» SOURCE PASSAGE
+ + + + +

By Tyler Lettich
Nicolas Dorget, Vice-President of Customer Solutions for UPS , discussed programs that drive customer satisfaction, the attention given to the overall customer experience in correlation with company growth, the incorporation of mobile apps and websites, and the benefits and setbacks of outsourcing mobile development
[Argyle Executive Forum] Can you start by telling us a little about yourself and your role as VP Customer Solutions for UPS?
[Nicolas Dorget] I began my career with UPS in 1990 as a Sales Intern and rotated through various managerial positions in Montreal as well as Toronto. In 2000, I pioneered the e-Commerce Account Manager role, rotated to Area Sales Manager and was then promoted to Director of Sales for Ontario. In 2008 I was the Vice-President of Canada Enterprise Accounts.
Prior to taking on my current role, I was the Vice-President of Marketing for Canada, overseeing Revenue Management, Business Planning, Market Strategy, Segmentation, Product Development, Public Relations, Events and Sponsorship and Customer Communications.
Currently, I am responsible for the overall management and implementation of Customer Solutions in Canada. Appointed to his position in 2013, my responsibilities include solutions engagement, program management, solutions development and implementation.
Some of your main responsibilities include solutions development and program management. Can you expand on some of the programs you have implemented that drive customer satisfaction?
One of the unique advantages of the Customer Solutions role is the opportunity to observe how different businesses tackle challenges and opportunities. While nearly all have the same goals of profitable growth, customer satisfaction, cost reduction, most businesses will recognize different ways of achieving their goals.
“Our learnings have been that one size does not fit all and there are many different ways to solve a problem or capitalize on an opportunity.”
We’ve found that mapping an organizations supply chain, as well as over-laying layers of process mapping and customer experience mapping yields some rich information which helps plot a course for success.
While we can’t get into customer specifics – understandably they are very protective of their ‘secret sauce’ which we helped formulate – a general example is the way bricks and mortar retailers use their physical presence as a meaningful differentiator versus purely e-commerce stores.

+ + + + +

» RECORDED DATA
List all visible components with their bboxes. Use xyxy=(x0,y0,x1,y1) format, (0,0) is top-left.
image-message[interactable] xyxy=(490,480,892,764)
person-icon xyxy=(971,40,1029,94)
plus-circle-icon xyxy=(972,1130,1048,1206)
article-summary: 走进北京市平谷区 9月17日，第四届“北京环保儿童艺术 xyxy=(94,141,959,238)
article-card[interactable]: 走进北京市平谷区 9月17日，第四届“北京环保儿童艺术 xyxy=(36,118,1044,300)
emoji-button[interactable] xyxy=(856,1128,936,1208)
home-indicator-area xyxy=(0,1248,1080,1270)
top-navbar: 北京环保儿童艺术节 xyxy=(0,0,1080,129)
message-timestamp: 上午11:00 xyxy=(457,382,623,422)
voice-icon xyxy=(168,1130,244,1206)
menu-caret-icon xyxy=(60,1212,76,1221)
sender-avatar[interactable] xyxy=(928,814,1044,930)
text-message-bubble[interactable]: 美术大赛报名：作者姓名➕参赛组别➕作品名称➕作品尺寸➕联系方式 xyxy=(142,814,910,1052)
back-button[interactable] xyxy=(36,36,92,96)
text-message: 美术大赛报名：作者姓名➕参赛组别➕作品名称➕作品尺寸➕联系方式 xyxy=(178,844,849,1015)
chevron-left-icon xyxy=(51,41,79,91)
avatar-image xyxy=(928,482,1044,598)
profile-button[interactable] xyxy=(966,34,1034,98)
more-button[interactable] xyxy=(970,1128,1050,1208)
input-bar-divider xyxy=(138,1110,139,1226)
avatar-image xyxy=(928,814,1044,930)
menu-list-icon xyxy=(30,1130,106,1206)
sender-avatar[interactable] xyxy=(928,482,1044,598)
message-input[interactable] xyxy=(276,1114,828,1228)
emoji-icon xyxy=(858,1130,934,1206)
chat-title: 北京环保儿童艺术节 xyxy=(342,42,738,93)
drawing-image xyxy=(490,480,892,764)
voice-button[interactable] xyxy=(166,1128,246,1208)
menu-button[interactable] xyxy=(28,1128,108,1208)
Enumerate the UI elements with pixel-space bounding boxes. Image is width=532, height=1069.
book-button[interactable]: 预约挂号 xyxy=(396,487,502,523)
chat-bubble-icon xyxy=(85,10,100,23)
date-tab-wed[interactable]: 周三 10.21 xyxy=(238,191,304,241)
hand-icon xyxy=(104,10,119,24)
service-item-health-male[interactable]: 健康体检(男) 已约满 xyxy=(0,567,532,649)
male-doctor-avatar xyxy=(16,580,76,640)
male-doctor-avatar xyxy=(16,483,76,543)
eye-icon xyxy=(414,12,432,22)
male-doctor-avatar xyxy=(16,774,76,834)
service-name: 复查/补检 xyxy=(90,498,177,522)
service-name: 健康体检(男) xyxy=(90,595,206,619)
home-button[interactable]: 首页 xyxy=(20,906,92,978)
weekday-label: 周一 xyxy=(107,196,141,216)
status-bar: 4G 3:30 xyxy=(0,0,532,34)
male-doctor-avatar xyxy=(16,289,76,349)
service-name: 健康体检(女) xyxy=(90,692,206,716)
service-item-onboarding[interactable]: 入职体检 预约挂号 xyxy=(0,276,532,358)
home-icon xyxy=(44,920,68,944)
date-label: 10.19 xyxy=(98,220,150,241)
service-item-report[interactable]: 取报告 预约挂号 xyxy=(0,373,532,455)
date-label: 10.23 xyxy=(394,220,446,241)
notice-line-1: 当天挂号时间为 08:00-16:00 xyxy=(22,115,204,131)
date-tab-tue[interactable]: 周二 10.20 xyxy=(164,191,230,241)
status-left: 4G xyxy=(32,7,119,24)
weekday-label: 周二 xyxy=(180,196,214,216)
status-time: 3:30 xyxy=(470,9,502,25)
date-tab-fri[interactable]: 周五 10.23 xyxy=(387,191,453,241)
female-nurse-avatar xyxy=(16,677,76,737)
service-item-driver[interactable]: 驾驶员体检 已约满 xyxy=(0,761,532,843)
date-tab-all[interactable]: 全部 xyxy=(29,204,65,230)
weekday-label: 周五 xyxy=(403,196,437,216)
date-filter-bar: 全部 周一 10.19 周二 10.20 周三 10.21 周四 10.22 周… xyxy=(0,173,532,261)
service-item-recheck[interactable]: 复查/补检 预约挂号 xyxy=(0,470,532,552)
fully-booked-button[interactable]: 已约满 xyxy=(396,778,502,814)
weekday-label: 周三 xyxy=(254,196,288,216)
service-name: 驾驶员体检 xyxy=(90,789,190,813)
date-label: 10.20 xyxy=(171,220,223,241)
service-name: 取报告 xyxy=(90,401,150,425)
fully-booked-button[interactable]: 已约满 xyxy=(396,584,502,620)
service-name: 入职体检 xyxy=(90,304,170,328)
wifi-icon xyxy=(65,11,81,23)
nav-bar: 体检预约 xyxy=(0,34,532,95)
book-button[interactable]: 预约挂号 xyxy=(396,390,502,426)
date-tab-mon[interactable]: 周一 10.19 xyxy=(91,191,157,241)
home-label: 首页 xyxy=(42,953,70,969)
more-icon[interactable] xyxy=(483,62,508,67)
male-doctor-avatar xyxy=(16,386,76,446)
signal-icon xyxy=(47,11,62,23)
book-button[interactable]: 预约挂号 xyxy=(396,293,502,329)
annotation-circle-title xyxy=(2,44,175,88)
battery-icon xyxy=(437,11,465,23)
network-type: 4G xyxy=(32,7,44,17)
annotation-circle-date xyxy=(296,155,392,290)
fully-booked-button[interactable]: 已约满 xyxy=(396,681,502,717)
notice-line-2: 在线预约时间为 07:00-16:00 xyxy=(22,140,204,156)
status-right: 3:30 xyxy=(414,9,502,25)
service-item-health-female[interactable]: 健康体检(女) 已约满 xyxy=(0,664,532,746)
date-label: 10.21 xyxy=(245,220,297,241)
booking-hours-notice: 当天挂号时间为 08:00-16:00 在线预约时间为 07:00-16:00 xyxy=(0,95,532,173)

+ + + + +

» AIM
According to the UPS interview, in what year and in what position did Nicolas Dorget begin his career with the company?

» COMPLETED EXERCISE
He began in 1990 as a Sales Intern.